Copy the listing below in full and skip every picture.

Raw records

▬▬▬▬▬▬▬▬▬▬

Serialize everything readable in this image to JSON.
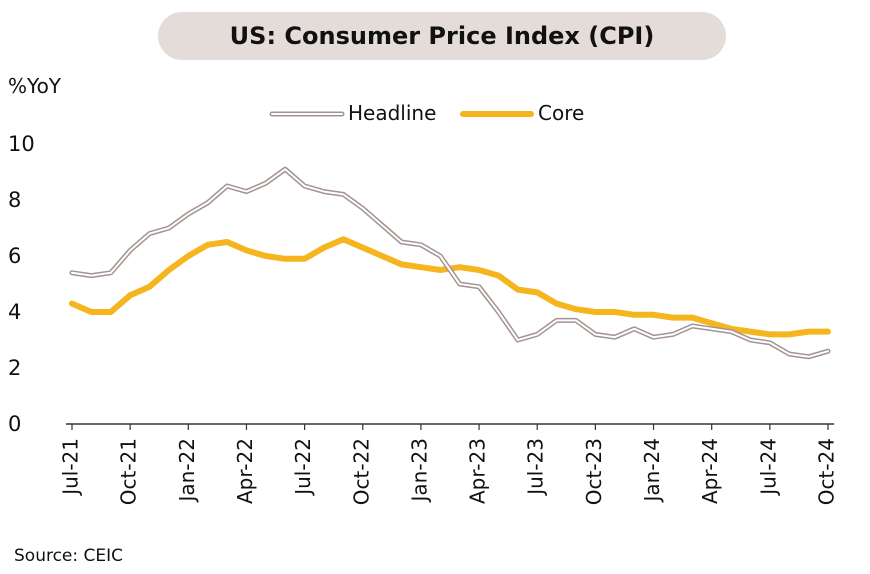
{
  "header": {
    "title": "US: Consumer Price Index (CPI)"
  },
  "footer": {
    "source": "Source: CEIC"
  },
  "chart_data": {
    "type": "line",
    "ylabel": "%YoY",
    "ylim": [
      0,
      10
    ],
    "yticks": [
      0,
      2,
      4,
      6,
      8,
      10
    ],
    "grid": false,
    "legend_position": "top",
    "x": [
      "Jul-21",
      "Aug-21",
      "Sep-21",
      "Oct-21",
      "Nov-21",
      "Dec-21",
      "Jan-22",
      "Feb-22",
      "Mar-22",
      "Apr-22",
      "May-22",
      "Jun-22",
      "Jul-22",
      "Aug-22",
      "Sep-22",
      "Oct-22",
      "Nov-22",
      "Dec-22",
      "Jan-23",
      "Feb-23",
      "Mar-23",
      "Apr-23",
      "May-23",
      "Jun-23",
      "Jul-23",
      "Aug-23",
      "Sep-23",
      "Oct-23",
      "Nov-23",
      "Dec-23",
      "Jan-24",
      "Feb-24",
      "Mar-24",
      "Apr-24",
      "May-24",
      "Jun-24",
      "Jul-24",
      "Aug-24",
      "Sep-24",
      "Oct-24"
    ],
    "xtick_labels": [
      "Jul-21",
      "Oct-21",
      "Jan-22",
      "Apr-22",
      "Jul-22",
      "Oct-22",
      "Jan-23",
      "Apr-23",
      "Jul-23",
      "Oct-23",
      "Jan-24",
      "Apr-24",
      "Jul-24",
      "Oct-24"
    ],
    "series": [
      {
        "name": "Headline",
        "color": "#a39390",
        "values": [
          5.4,
          5.3,
          5.4,
          6.2,
          6.8,
          7.0,
          7.5,
          7.9,
          8.5,
          8.3,
          8.6,
          9.1,
          8.5,
          8.3,
          8.2,
          7.7,
          7.1,
          6.5,
          6.4,
          6.0,
          5.0,
          4.9,
          4.0,
          3.0,
          3.2,
          3.7,
          3.7,
          3.2,
          3.1,
          3.4,
          3.1,
          3.2,
          3.5,
          3.4,
          3.3,
          3.0,
          2.9,
          2.5,
          2.4,
          2.6
        ]
      },
      {
        "name": "Core",
        "color": "#f5b51e",
        "values": [
          4.3,
          4.0,
          4.0,
          4.6,
          4.9,
          5.5,
          6.0,
          6.4,
          6.5,
          6.2,
          6.0,
          5.9,
          5.9,
          6.3,
          6.6,
          6.3,
          6.0,
          5.7,
          5.6,
          5.5,
          5.6,
          5.5,
          5.3,
          4.8,
          4.7,
          4.3,
          4.1,
          4.0,
          4.0,
          3.9,
          3.9,
          3.8,
          3.8,
          3.6,
          3.4,
          3.3,
          3.2,
          3.2,
          3.3,
          3.3
        ]
      }
    ]
  }
}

▬▬▬▬▬▬▬▬▬▬

Final result
Serialize everything readable in this image to JSON.
{
  "header": {
    "title": "US: Consumer Price Index (CPI)"
  },
  "footer": {
    "source": "Source: CEIC"
  },
  "chart_data": {
    "type": "line",
    "ylabel": "%YoY",
    "ylim": [
      0,
      10
    ],
    "yticks": [
      0,
      2,
      4,
      6,
      8,
      10
    ],
    "grid": false,
    "legend_position": "top",
    "x": [
      "Jul-21",
      "Aug-21",
      "Sep-21",
      "Oct-21",
      "Nov-21",
      "Dec-21",
      "Jan-22",
      "Feb-22",
      "Mar-22",
      "Apr-22",
      "May-22",
      "Jun-22",
      "Jul-22",
      "Aug-22",
      "Sep-22",
      "Oct-22",
      "Nov-22",
      "Dec-22",
      "Jan-23",
      "Feb-23",
      "Mar-23",
      "Apr-23",
      "May-23",
      "Jun-23",
      "Jul-23",
      "Aug-23",
      "Sep-23",
      "Oct-23",
      "Nov-23",
      "Dec-23",
      "Jan-24",
      "Feb-24",
      "Mar-24",
      "Apr-24",
      "May-24",
      "Jun-24",
      "Jul-24",
      "Aug-24",
      "Sep-24",
      "Oct-24"
    ],
    "xtick_labels": [
      "Jul-21",
      "Oct-21",
      "Jan-22",
      "Apr-22",
      "Jul-22",
      "Oct-22",
      "Jan-23",
      "Apr-23",
      "Jul-23",
      "Oct-23",
      "Jan-24",
      "Apr-24",
      "Jul-24",
      "Oct-24"
    ],
    "series": [
      {
        "name": "Headline",
        "color": "#a39390",
        "values": [
          5.4,
          5.3,
          5.4,
          6.2,
          6.8,
          7.0,
          7.5,
          7.9,
          8.5,
          8.3,
          8.6,
          9.1,
          8.5,
          8.3,
          8.2,
          7.7,
          7.1,
          6.5,
          6.4,
          6.0,
          5.0,
          4.9,
          4.0,
          3.0,
          3.2,
          3.7,
          3.7,
          3.2,
          3.1,
          3.4,
          3.1,
          3.2,
          3.5,
          3.4,
          3.3,
          3.0,
          2.9,
          2.5,
          2.4,
          2.6
        ]
      },
      {
        "name": "Core",
        "color": "#f5b51e",
        "values": [
          4.3,
          4.0,
          4.0,
          4.6,
          4.9,
          5.5,
          6.0,
          6.4,
          6.5,
          6.2,
          6.0,
          5.9,
          5.9,
          6.3,
          6.6,
          6.3,
          6.0,
          5.7,
          5.6,
          5.5,
          5.6,
          5.5,
          5.3,
          4.8,
          4.7,
          4.3,
          4.1,
          4.0,
          4.0,
          3.9,
          3.9,
          3.8,
          3.8,
          3.6,
          3.4,
          3.3,
          3.2,
          3.2,
          3.3,
          3.3
        ]
      }
    ]
  }
}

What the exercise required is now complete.